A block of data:
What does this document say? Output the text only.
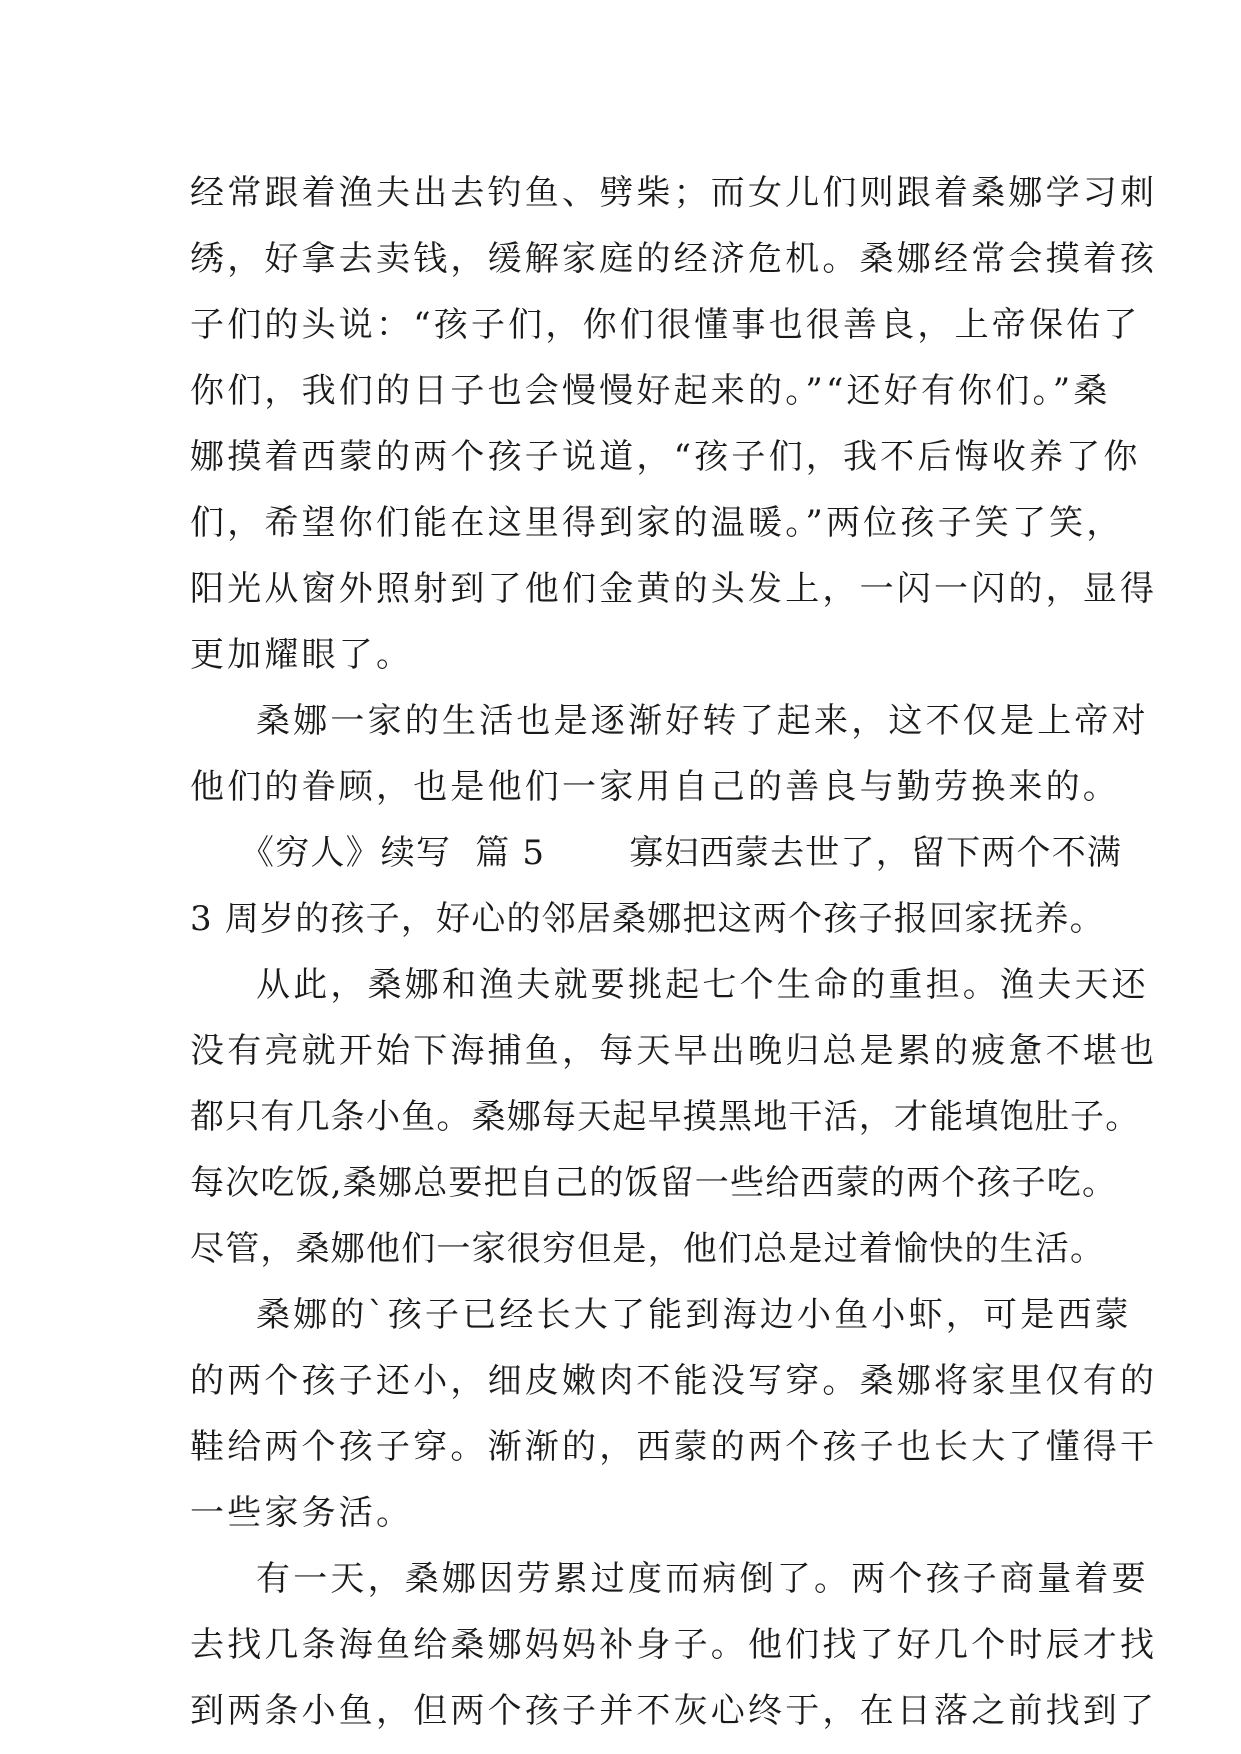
经常跟着渔夫出去钓鱼、劈柴；而女儿们则跟着桑娜学习刺
绣，好拿去卖钱，缓解家庭的经济危机。桑娜经常会摸着孩
子们的头说：“孩子们，你们很懂事也很善良，上帝保佑了
你们，我们的日子也会慢慢好起来的。”“还好有你们。”桑
娜摸着西蒙的两个孩子说道，“孩子们，我不后悔收养了你
们，希望你们能在这里得到家的温暖。”两位孩子笑了笑，
阳光从窗外照射到了他们金黄的头发上，一闪一闪的，显得
更加耀眼了。
桑娜一家的生活也是逐渐好转了起来，这不仅是上帝对
他们的眷顾，也是他们一家用自己的善良与勤劳换来的。
《穷人》续写  篇 5       寡妇西蒙去世了，留下两个不满
3 周岁的孩子，好心的邻居桑娜把这两个孩子报回家抚养。
从此，桑娜和渔夫就要挑起七个生命的重担。渔夫天还
没有亮就开始下海捕鱼，每天早出晚归总是累的疲惫不堪也
都只有几条小鱼。桑娜每天起早摸黑地干活，才能填饱肚子。
每次吃饭,桑娜总要把自己的饭留一些给西蒙的两个孩子吃。
尽管，桑娜他们一家很穷但是，他们总是过着愉快的生活。
桑娜的`孩子已经长大了能到海边小鱼小虾，可是西蒙
的两个孩子还小，细皮嫩肉不能没写穿。桑娜将家里仅有的
鞋给两个孩子穿。渐渐的，西蒙的两个孩子也长大了懂得干
一些家务活。
有一天，桑娜因劳累过度而病倒了。两个孩子商量着要
去找几条海鱼给桑娜妈妈补身子。他们找了好几个时辰才找
到两条小鱼，但两个孩子并不灰心终于，在日落之前找到了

PROBLEM →
All of the entries above should be duplicated exactly, except for the pictures.

FINAL ANSWER →
What does this document say? Output the text only.
经常跟着渔夫出去钓鱼、劈柴；而女儿们则跟着桑娜学习刺
绣，好拿去卖钱，缓解家庭的经济危机。桑娜经常会摸着孩
子们的头说：“孩子们，你们很懂事也很善良，上帝保佑了
你们，我们的日子也会慢慢好起来的。”“还好有你们。”桑
娜摸着西蒙的两个孩子说道，“孩子们，我不后悔收养了你
们，希望你们能在这里得到家的温暖。”两位孩子笑了笑，
阳光从窗外照射到了他们金黄的头发上，一闪一闪的，显得
更加耀眼了。
桑娜一家的生活也是逐渐好转了起来，这不仅是上帝对
他们的眷顾，也是他们一家用自己的善良与勤劳换来的。
《穷人》续写  篇 5       寡妇西蒙去世了，留下两个不满
3 周岁的孩子，好心的邻居桑娜把这两个孩子报回家抚养。
从此，桑娜和渔夫就要挑起七个生命的重担。渔夫天还
没有亮就开始下海捕鱼，每天早出晚归总是累的疲惫不堪也
都只有几条小鱼。桑娜每天起早摸黑地干活，才能填饱肚子。
每次吃饭,桑娜总要把自己的饭留一些给西蒙的两个孩子吃。
尽管，桑娜他们一家很穷但是，他们总是过着愉快的生活。
桑娜的`孩子已经长大了能到海边小鱼小虾，可是西蒙
的两个孩子还小，细皮嫩肉不能没写穿。桑娜将家里仅有的
鞋给两个孩子穿。渐渐的，西蒙的两个孩子也长大了懂得干
一些家务活。
有一天，桑娜因劳累过度而病倒了。两个孩子商量着要
去找几条海鱼给桑娜妈妈补身子。他们找了好几个时辰才找
到两条小鱼，但两个孩子并不灰心终于，在日落之前找到了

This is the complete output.